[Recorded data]
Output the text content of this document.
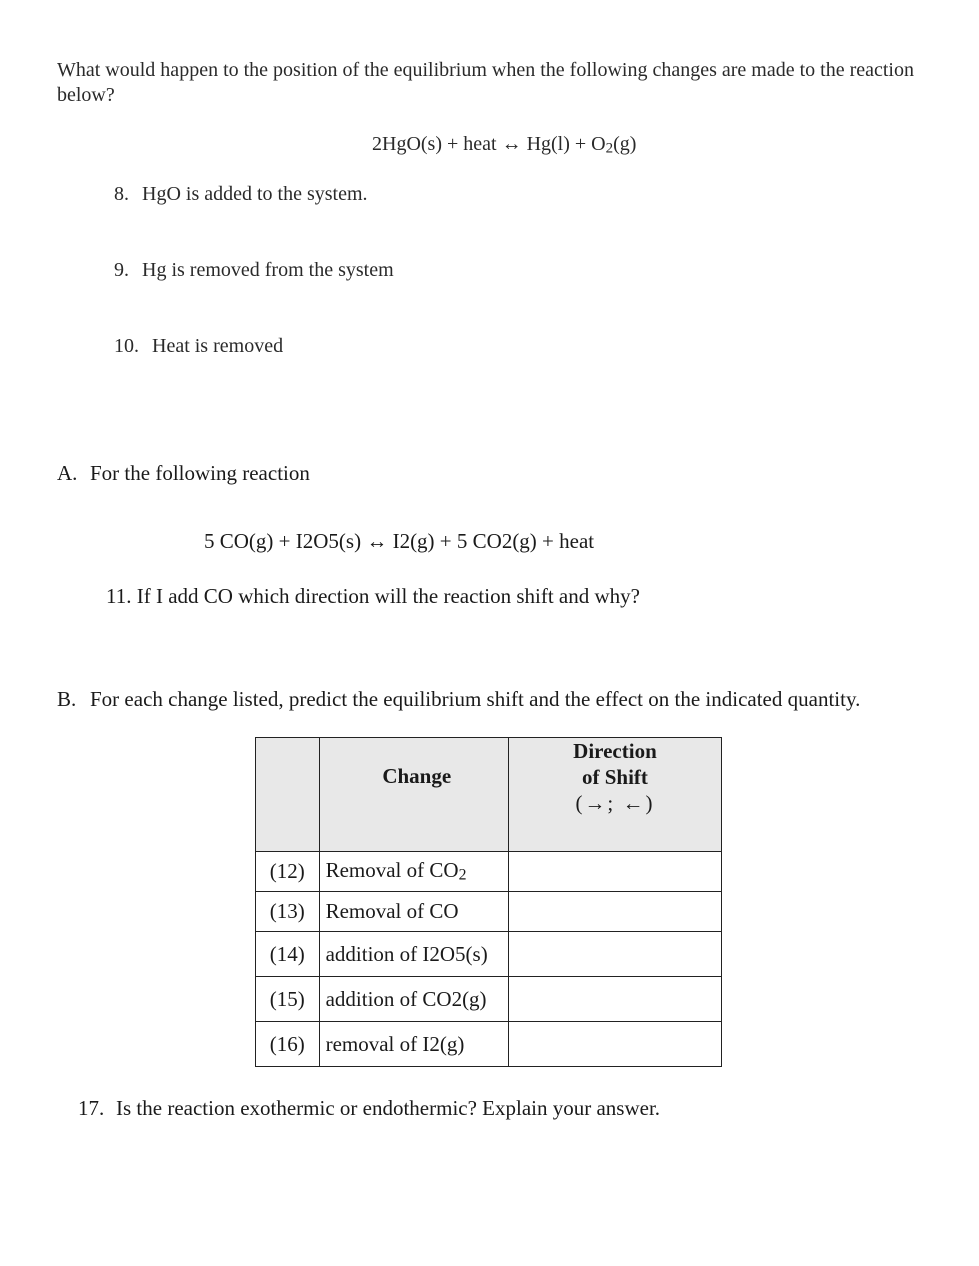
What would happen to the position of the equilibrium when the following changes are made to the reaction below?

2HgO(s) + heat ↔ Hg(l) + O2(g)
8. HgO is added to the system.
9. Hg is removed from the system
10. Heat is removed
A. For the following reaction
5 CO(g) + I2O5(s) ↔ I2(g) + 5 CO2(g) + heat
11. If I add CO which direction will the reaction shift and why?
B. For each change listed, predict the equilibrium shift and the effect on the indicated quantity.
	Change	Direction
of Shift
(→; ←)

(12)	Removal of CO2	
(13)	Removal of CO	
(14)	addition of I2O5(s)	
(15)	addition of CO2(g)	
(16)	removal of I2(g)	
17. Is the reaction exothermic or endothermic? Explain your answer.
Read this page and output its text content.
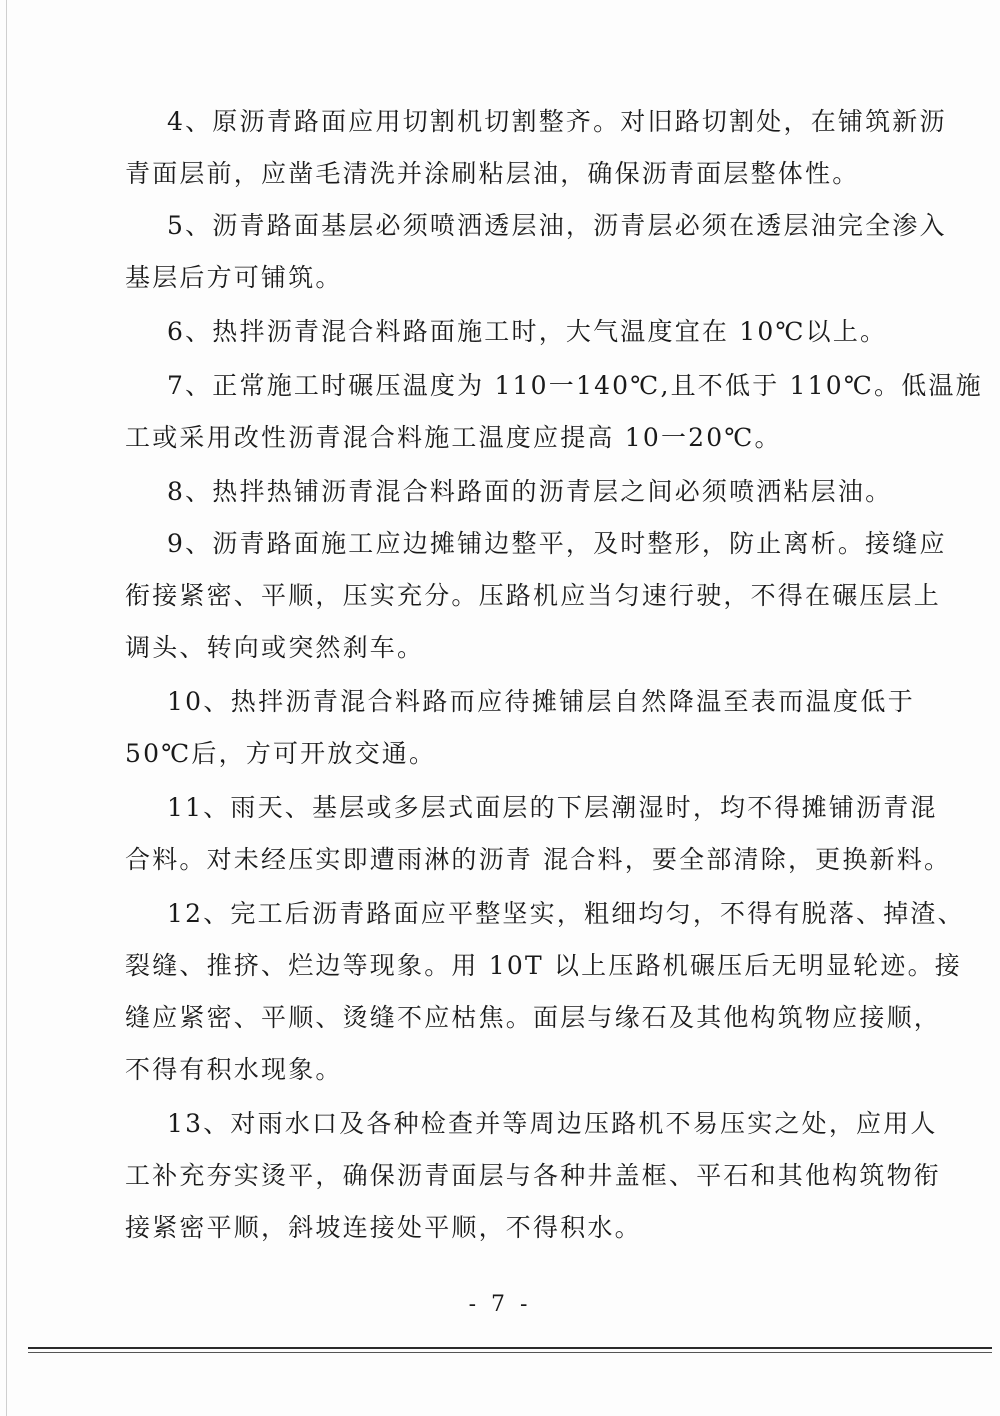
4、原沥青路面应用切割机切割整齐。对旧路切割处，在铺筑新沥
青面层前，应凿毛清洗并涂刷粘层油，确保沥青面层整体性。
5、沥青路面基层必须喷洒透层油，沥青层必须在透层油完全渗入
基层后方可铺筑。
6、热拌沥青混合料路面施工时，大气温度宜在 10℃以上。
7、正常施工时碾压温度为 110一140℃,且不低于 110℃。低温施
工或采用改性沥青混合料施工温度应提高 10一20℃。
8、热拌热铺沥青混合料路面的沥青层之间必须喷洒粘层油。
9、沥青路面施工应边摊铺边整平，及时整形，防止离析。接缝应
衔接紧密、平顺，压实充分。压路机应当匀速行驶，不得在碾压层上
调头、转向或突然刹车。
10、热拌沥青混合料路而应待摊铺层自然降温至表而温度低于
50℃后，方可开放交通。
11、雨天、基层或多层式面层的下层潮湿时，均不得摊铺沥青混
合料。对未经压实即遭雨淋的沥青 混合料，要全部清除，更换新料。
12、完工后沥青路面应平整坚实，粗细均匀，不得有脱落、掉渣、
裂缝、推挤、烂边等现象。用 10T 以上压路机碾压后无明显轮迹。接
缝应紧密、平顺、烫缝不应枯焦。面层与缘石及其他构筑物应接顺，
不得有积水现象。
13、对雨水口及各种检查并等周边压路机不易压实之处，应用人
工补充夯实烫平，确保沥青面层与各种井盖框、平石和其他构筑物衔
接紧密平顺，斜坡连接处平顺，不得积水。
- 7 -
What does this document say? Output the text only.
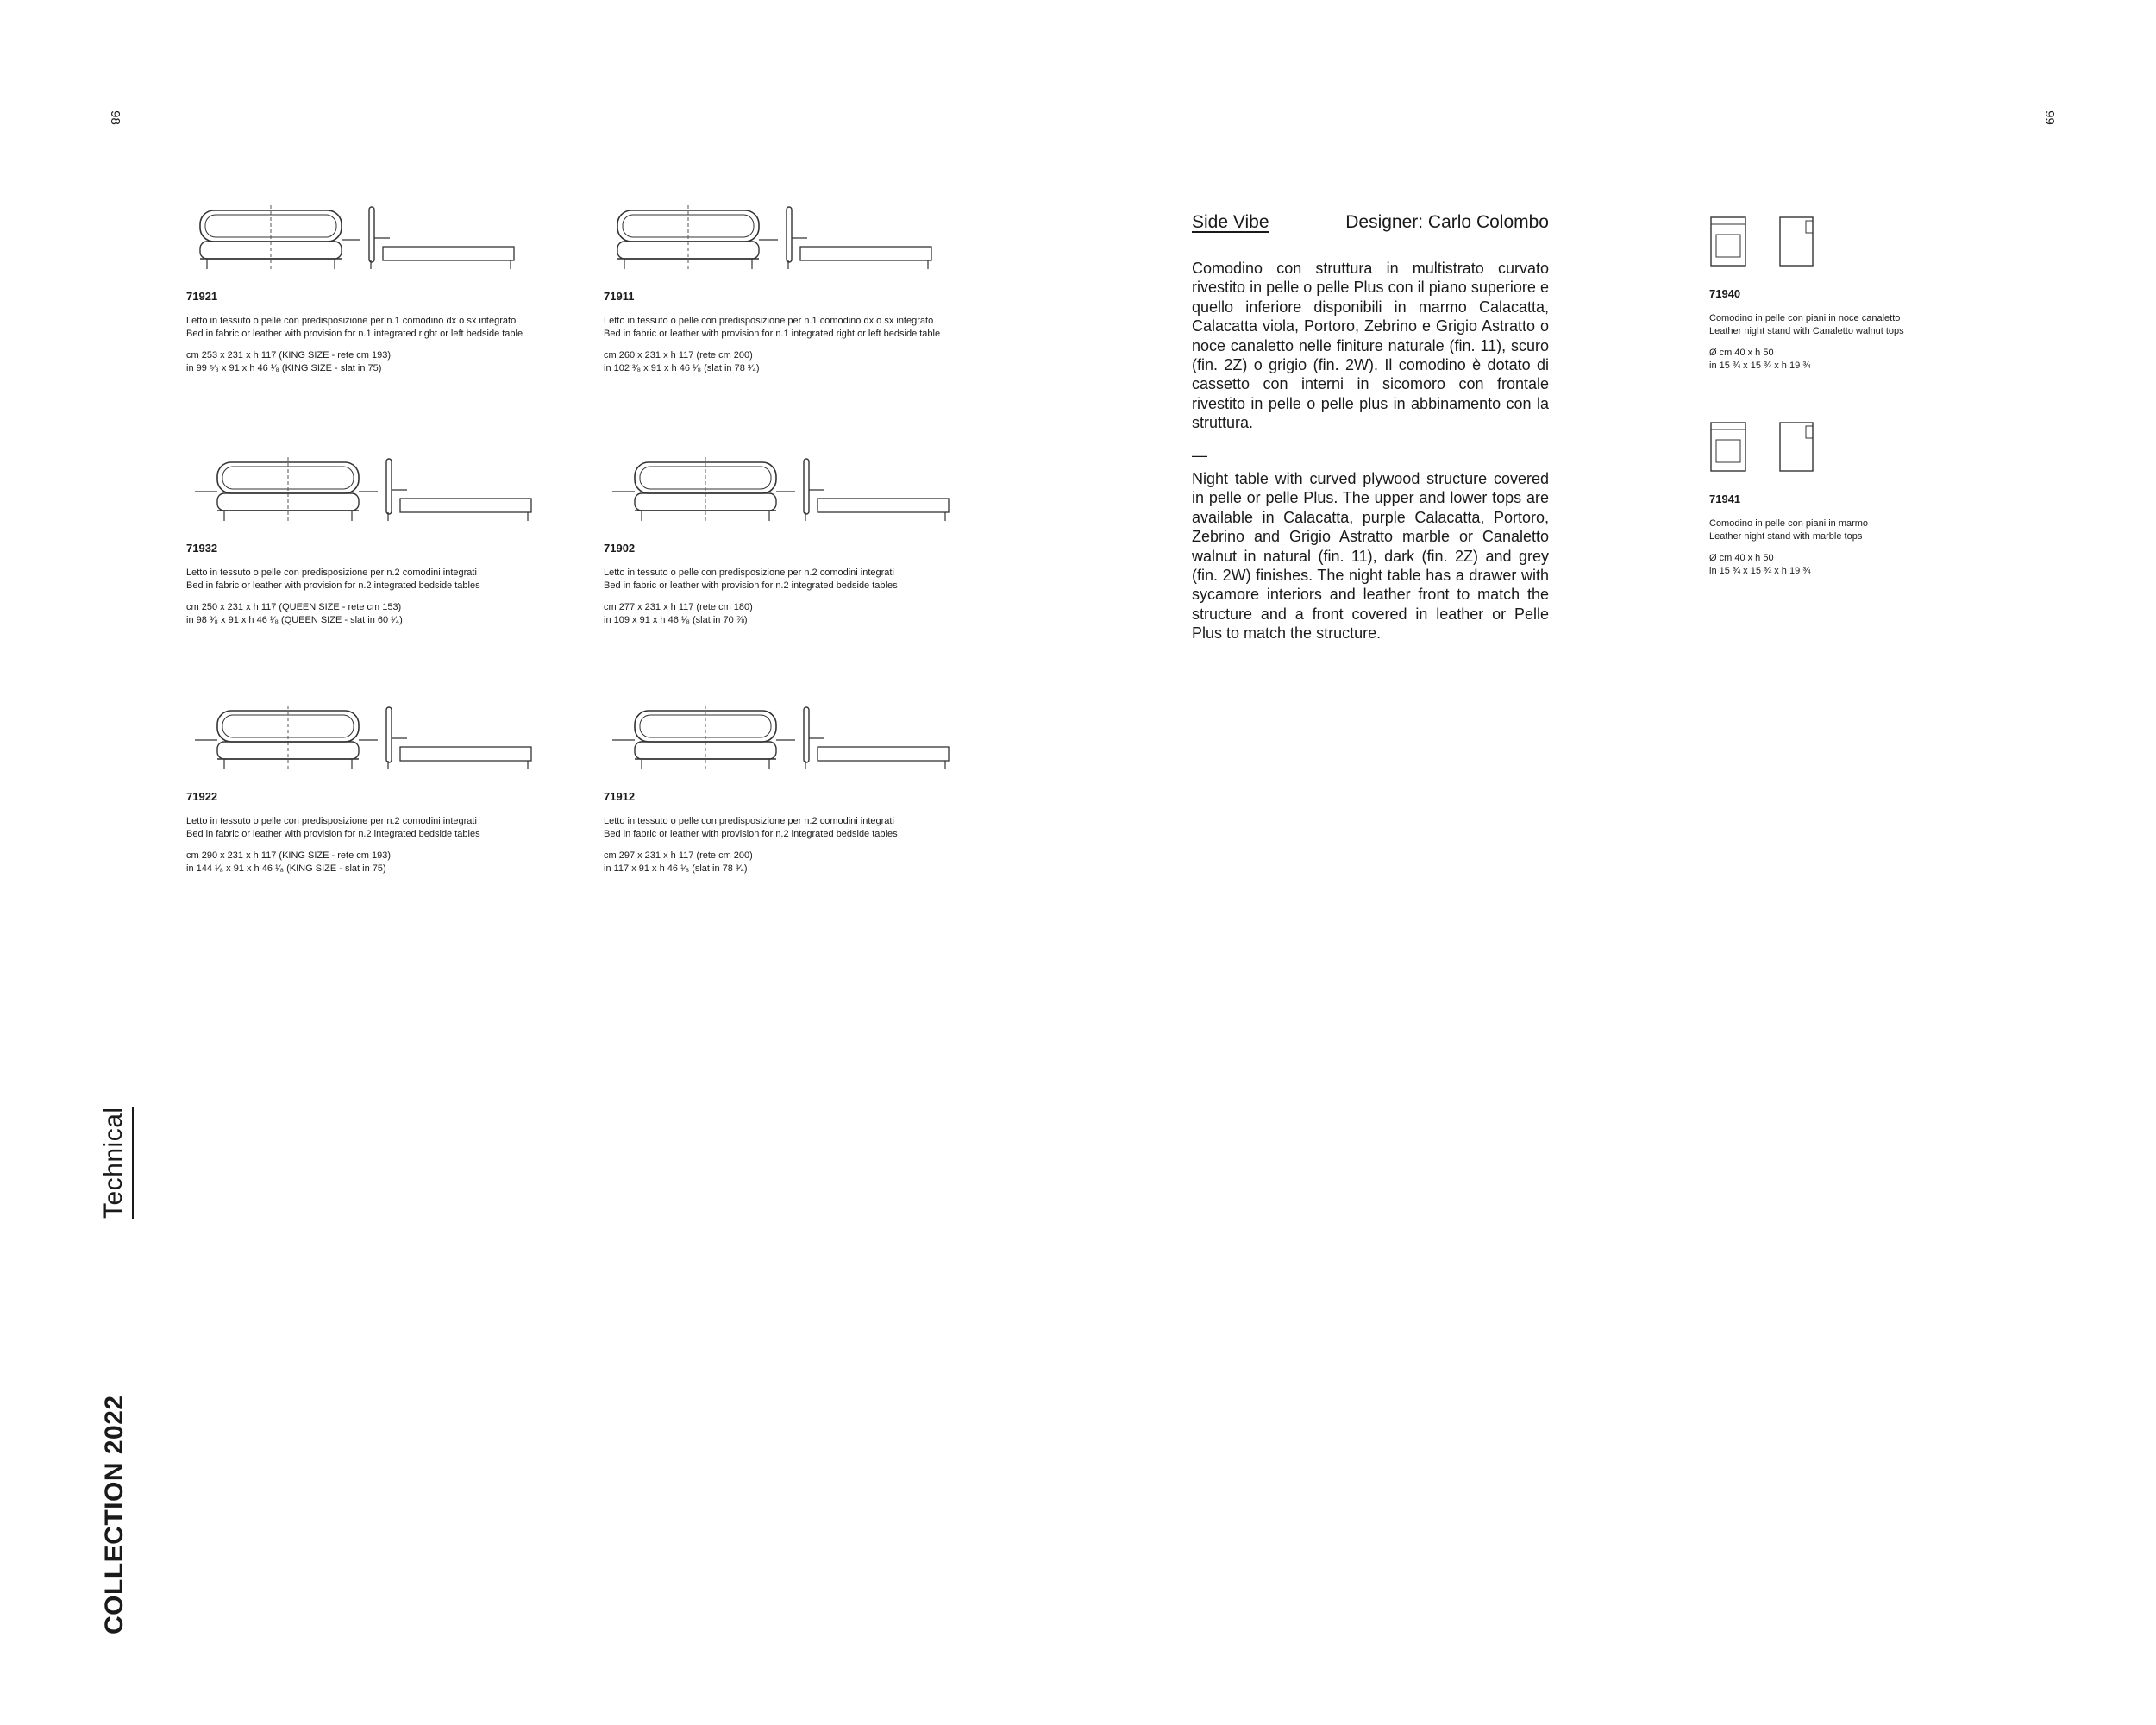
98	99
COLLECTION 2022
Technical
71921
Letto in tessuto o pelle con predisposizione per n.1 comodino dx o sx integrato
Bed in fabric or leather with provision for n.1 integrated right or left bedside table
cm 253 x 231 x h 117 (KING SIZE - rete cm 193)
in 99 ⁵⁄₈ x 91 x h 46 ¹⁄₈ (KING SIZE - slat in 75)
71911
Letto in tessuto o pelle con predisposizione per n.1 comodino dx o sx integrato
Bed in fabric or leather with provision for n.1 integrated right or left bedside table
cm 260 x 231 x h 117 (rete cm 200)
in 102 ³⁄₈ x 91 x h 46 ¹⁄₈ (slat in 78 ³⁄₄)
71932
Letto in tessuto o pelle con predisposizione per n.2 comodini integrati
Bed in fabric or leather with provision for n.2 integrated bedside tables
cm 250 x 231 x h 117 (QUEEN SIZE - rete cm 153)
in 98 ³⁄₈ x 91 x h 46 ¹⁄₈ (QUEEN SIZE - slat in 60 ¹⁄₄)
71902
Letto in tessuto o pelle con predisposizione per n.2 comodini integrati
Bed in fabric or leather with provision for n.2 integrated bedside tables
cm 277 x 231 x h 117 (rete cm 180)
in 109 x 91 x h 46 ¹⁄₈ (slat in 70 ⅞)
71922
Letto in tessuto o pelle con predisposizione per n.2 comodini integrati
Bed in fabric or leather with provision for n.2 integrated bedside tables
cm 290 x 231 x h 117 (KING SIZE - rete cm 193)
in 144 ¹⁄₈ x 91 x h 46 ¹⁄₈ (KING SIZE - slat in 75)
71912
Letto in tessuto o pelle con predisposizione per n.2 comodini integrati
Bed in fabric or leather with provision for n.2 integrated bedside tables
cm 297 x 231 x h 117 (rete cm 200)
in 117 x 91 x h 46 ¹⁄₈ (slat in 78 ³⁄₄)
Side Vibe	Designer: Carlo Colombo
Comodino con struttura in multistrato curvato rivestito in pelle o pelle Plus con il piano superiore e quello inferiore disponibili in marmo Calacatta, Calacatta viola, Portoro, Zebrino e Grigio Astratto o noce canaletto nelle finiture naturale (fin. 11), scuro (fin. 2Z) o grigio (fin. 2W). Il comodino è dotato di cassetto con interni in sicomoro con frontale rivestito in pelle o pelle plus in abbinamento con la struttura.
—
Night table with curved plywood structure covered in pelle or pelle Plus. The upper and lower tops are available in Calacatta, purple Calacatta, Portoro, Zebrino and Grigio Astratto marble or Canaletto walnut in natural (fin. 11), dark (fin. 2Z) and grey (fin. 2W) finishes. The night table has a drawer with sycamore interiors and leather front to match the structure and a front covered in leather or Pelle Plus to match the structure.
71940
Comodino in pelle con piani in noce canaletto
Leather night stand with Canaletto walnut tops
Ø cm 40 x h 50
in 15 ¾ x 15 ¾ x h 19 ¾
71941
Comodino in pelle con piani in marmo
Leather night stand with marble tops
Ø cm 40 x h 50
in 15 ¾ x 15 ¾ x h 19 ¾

> **SHORT TASK**: Reproduce the entries above exactly. Do not include the images.

> **FINAL RESULT**:
Output the text content of this document.
What would happen to the position of the equilibrium when the following changes are made to the reaction below?

2HgO(s) + heat ↔ Hg(l) + O2(g)
8. HgO is added to the system.
9. Hg is removed from the system
10. Heat is removed
A. For the following reaction
5 CO(g) + I2O5(s) ↔ I2(g) + 5 CO2(g) + heat
11. If I add CO which direction will the reaction shift and why?
B. For each change listed, predict the equilibrium shift and the effect on the indicated quantity.
	Change	Direction
of Shift
(→; ←)

(12)	Removal of CO2	
(13)	Removal of CO	
(14)	addition of I2O5(s)	
(15)	addition of CO2(g)	
(16)	removal of I2(g)	
17. Is the reaction exothermic or endothermic? Explain your answer.
Read this page and output its text content.
4、原沥青路面应用切割机切割整齐。对旧路切割处，在铺筑新沥
青面层前，应凿毛清洗并涂刷粘层油，确保沥青面层整体性。
5、沥青路面基层必须喷洒透层油，沥青层必须在透层油完全渗入
基层后方可铺筑。
6、热拌沥青混合料路面施工时，大气温度宜在 10℃以上。
7、正常施工时碾压温度为 110一140℃,且不低于 110℃。低温施
工或采用改性沥青混合料施工温度应提高 10一20℃。
8、热拌热铺沥青混合料路面的沥青层之间必须喷洒粘层油。
9、沥青路面施工应边摊铺边整平，及时整形，防止离析。接缝应
衔接紧密、平顺，压实充分。压路机应当匀速行驶，不得在碾压层上
调头、转向或突然刹车。
10、热拌沥青混合料路而应待摊铺层自然降温至表而温度低于
50℃后，方可开放交通。
11、雨天、基层或多层式面层的下层潮湿时，均不得摊铺沥青混
合料。对未经压实即遭雨淋的沥青 混合料，要全部清除，更换新料。
12、完工后沥青路面应平整坚实，粗细均匀，不得有脱落、掉渣、
裂缝、推挤、烂边等现象。用 10T 以上压路机碾压后无明显轮迹。接
缝应紧密、平顺、烫缝不应枯焦。面层与缘石及其他构筑物应接顺，
不得有积水现象。
13、对雨水口及各种检查并等周边压路机不易压实之处，应用人
工补充夯实烫平，确保沥青面层与各种井盖框、平石和其他构筑物衔
接紧密平顺，斜坡连接处平顺，不得积水。
- 7 -
What does this document say? Output the text only.
98	99
COLLECTION 2022
Technical
71921
Letto in tessuto o pelle con predisposizione per n.1 comodino dx o sx integrato
Bed in fabric or leather with provision for n.1 integrated right or left bedside table
cm 253 x 231 x h 117 (KING SIZE - rete cm 193)
in 99 ⁵⁄₈ x 91 x h 46 ¹⁄₈ (KING SIZE - slat in 75)
71911
Letto in tessuto o pelle con predisposizione per n.1 comodino dx o sx integrato
Bed in fabric or leather with provision for n.1 integrated right or left bedside table
cm 260 x 231 x h 117 (rete cm 200)
in 102 ³⁄₈ x 91 x h 46 ¹⁄₈ (slat in 78 ³⁄₄)
71932
Letto in tessuto o pelle con predisposizione per n.2 comodini integrati
Bed in fabric or leather with provision for n.2 integrated bedside tables
cm 250 x 231 x h 117 (QUEEN SIZE - rete cm 153)
in 98 ³⁄₈ x 91 x h 46 ¹⁄₈ (QUEEN SIZE - slat in 60 ¹⁄₄)
71902
Letto in tessuto o pelle con predisposizione per n.2 comodini integrati
Bed in fabric or leather with provision for n.2 integrated bedside tables
cm 277 x 231 x h 117 (rete cm 180)
in 109 x 91 x h 46 ¹⁄₈ (slat in 70 ⅞)
71922
Letto in tessuto o pelle con predisposizione per n.2 comodini integrati
Bed in fabric or leather with provision for n.2 integrated bedside tables
cm 290 x 231 x h 117 (KING SIZE - rete cm 193)
in 144 ¹⁄₈ x 91 x h 46 ¹⁄₈ (KING SIZE - slat in 75)
71912
Letto in tessuto o pelle con predisposizione per n.2 comodini integrati
Bed in fabric or leather with provision for n.2 integrated bedside tables
cm 297 x 231 x h 117 (rete cm 200)
in 117 x 91 x h 46 ¹⁄₈ (slat in 78 ³⁄₄)
Side Vibe	Designer: Carlo Colombo
Comodino con struttura in multistrato curvato rivestito in pelle o pelle Plus con il piano superiore e quello inferiore disponibili in marmo Calacatta, Calacatta viola, Portoro, Zebrino e Grigio Astratto o noce canaletto nelle finiture naturale (fin. 11), scuro (fin. 2Z) o grigio (fin. 2W). Il comodino è dotato di cassetto con interni in sicomoro con frontale rivestito in pelle o pelle plus in abbinamento con la struttura.
—
Night table with curved plywood structure covered in pelle or pelle Plus. The upper and lower tops are available in Calacatta, purple Calacatta, Portoro, Zebrino and Grigio Astratto marble or Canaletto walnut in natural (fin. 11), dark (fin. 2Z) and grey (fin. 2W) finishes. The night table has a drawer with sycamore interiors and leather front to match the structure and a front covered in leather or Pelle Plus to match the structure.
71940
Comodino in pelle con piani in noce canaletto
Leather night stand with Canaletto walnut tops
Ø cm 40 x h 50
in 15 ¾ x 15 ¾ x h 19 ¾
71941
Comodino in pelle con piani in marmo
Leather night stand with marble tops
Ø cm 40 x h 50
in 15 ¾ x 15 ¾ x h 19 ¾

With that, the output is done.